▶ **Work to be completed**
Leaving out the pictures, transcribe all of the records faithfully.

'''

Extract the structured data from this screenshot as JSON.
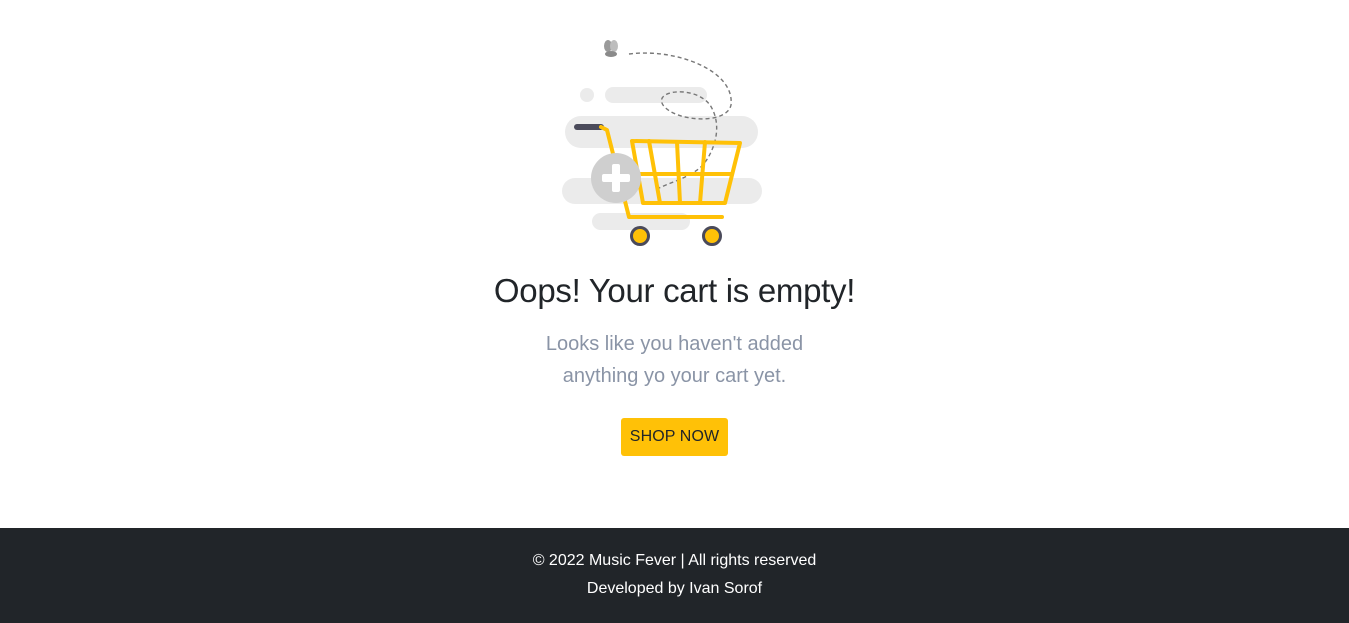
{
  "empty_cart": {
    "title": "Oops! Your cart is empty!",
    "subtitle_line1": "Looks like you haven't added",
    "subtitle_line2": "anything yo your cart yet.",
    "button_label": "SHOP NOW"
  },
  "footer": {
    "copyright": "© 2022 Music Fever | All rights reserved",
    "credit": "Developed by Ivan Sorof"
  },
  "colors": {
    "accent": "#ffc107",
    "footer_bg": "#212529",
    "title_text": "#212529",
    "subtitle_text": "#8a94a6",
    "cart_yellow": "#ffc107",
    "cloud_gray": "#ebebeb"
  },
  "icons": [
    "empty-cart-illustration",
    "shopping-cart-icon",
    "plus-icon",
    "butterfly-icon"
  ]
}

'''

▶ **Result of this task**
Extract the structured data from this screenshot as JSON.
{
  "empty_cart": {
    "title": "Oops! Your cart is empty!",
    "subtitle_line1": "Looks like you haven't added",
    "subtitle_line2": "anything yo your cart yet.",
    "button_label": "SHOP NOW"
  },
  "footer": {
    "copyright": "© 2022 Music Fever | All rights reserved",
    "credit": "Developed by Ivan Sorof"
  },
  "colors": {
    "accent": "#ffc107",
    "footer_bg": "#212529",
    "title_text": "#212529",
    "subtitle_text": "#8a94a6",
    "cart_yellow": "#ffc107",
    "cloud_gray": "#ebebeb"
  },
  "icons": [
    "empty-cart-illustration",
    "shopping-cart-icon",
    "plus-icon",
    "butterfly-icon"
  ]
}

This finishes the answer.